[Dataset items]

● ● ● ● ●

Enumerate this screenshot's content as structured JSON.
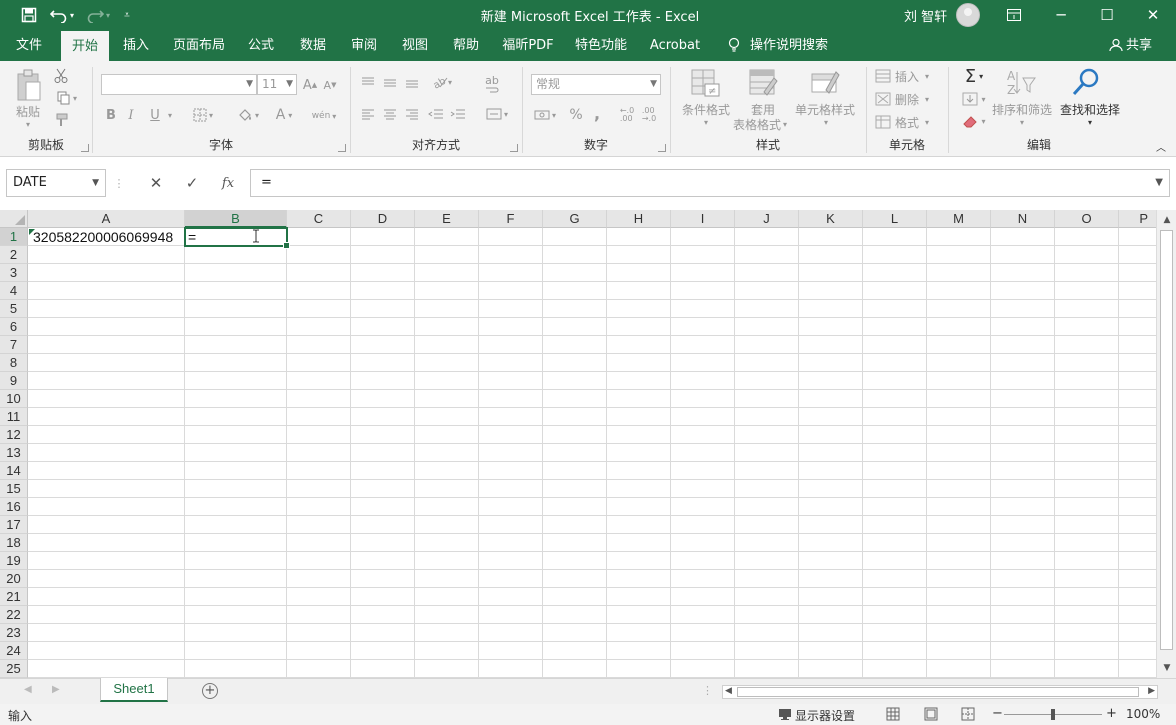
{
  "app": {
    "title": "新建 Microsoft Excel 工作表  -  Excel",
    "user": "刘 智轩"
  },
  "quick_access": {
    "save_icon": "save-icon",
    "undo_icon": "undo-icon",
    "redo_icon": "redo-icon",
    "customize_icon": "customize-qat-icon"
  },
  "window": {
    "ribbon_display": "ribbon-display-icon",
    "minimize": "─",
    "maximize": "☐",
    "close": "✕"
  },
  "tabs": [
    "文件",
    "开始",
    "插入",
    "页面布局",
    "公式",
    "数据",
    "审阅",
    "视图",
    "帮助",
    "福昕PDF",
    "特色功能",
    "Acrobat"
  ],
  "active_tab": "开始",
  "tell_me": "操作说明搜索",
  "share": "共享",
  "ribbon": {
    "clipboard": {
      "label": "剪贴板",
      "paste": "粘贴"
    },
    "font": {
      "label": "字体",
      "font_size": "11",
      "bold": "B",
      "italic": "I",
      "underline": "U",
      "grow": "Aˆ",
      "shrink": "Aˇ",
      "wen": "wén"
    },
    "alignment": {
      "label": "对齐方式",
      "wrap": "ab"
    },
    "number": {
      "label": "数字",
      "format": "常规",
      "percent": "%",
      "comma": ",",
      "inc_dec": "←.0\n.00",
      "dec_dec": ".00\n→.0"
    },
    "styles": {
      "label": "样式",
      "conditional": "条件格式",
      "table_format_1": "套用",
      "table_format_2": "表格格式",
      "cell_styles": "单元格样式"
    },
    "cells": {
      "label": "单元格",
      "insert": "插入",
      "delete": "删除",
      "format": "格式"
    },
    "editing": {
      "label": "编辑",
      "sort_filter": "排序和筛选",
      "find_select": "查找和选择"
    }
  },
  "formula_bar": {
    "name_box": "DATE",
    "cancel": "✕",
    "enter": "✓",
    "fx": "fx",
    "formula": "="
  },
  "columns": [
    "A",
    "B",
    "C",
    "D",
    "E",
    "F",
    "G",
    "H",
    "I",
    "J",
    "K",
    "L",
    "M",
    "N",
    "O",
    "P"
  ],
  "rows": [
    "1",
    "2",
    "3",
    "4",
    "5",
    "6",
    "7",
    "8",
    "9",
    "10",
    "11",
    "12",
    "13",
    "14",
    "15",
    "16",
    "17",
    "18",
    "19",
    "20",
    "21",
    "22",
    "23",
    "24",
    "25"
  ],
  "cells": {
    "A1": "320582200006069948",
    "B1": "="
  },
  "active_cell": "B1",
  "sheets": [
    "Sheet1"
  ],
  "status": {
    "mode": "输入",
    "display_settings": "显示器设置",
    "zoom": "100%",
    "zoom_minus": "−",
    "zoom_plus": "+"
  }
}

● ● ● ● ●

Task objective: Write out the full set of lines verbatim, without the pictures.

Task output:
Enumerate this screenshot's content as structured JSON.
{
  "app": {
    "title": "新建 Microsoft Excel 工作表  -  Excel",
    "user": "刘 智轩"
  },
  "quick_access": {
    "save_icon": "save-icon",
    "undo_icon": "undo-icon",
    "redo_icon": "redo-icon",
    "customize_icon": "customize-qat-icon"
  },
  "window": {
    "ribbon_display": "ribbon-display-icon",
    "minimize": "─",
    "maximize": "☐",
    "close": "✕"
  },
  "tabs": [
    "文件",
    "开始",
    "插入",
    "页面布局",
    "公式",
    "数据",
    "审阅",
    "视图",
    "帮助",
    "福昕PDF",
    "特色功能",
    "Acrobat"
  ],
  "active_tab": "开始",
  "tell_me": "操作说明搜索",
  "share": "共享",
  "ribbon": {
    "clipboard": {
      "label": "剪贴板",
      "paste": "粘贴"
    },
    "font": {
      "label": "字体",
      "font_size": "11",
      "bold": "B",
      "italic": "I",
      "underline": "U",
      "grow": "Aˆ",
      "shrink": "Aˇ",
      "wen": "wén"
    },
    "alignment": {
      "label": "对齐方式",
      "wrap": "ab"
    },
    "number": {
      "label": "数字",
      "format": "常规",
      "percent": "%",
      "comma": ",",
      "inc_dec": "←.0\n.00",
      "dec_dec": ".00\n→.0"
    },
    "styles": {
      "label": "样式",
      "conditional": "条件格式",
      "table_format_1": "套用",
      "table_format_2": "表格格式",
      "cell_styles": "单元格样式"
    },
    "cells": {
      "label": "单元格",
      "insert": "插入",
      "delete": "删除",
      "format": "格式"
    },
    "editing": {
      "label": "编辑",
      "sort_filter": "排序和筛选",
      "find_select": "查找和选择"
    }
  },
  "formula_bar": {
    "name_box": "DATE",
    "cancel": "✕",
    "enter": "✓",
    "fx": "fx",
    "formula": "="
  },
  "columns": [
    "A",
    "B",
    "C",
    "D",
    "E",
    "F",
    "G",
    "H",
    "I",
    "J",
    "K",
    "L",
    "M",
    "N",
    "O",
    "P"
  ],
  "rows": [
    "1",
    "2",
    "3",
    "4",
    "5",
    "6",
    "7",
    "8",
    "9",
    "10",
    "11",
    "12",
    "13",
    "14",
    "15",
    "16",
    "17",
    "18",
    "19",
    "20",
    "21",
    "22",
    "23",
    "24",
    "25"
  ],
  "cells": {
    "A1": "320582200006069948",
    "B1": "="
  },
  "active_cell": "B1",
  "sheets": [
    "Sheet1"
  ],
  "status": {
    "mode": "输入",
    "display_settings": "显示器设置",
    "zoom": "100%",
    "zoom_minus": "−",
    "zoom_plus": "+"
  }
}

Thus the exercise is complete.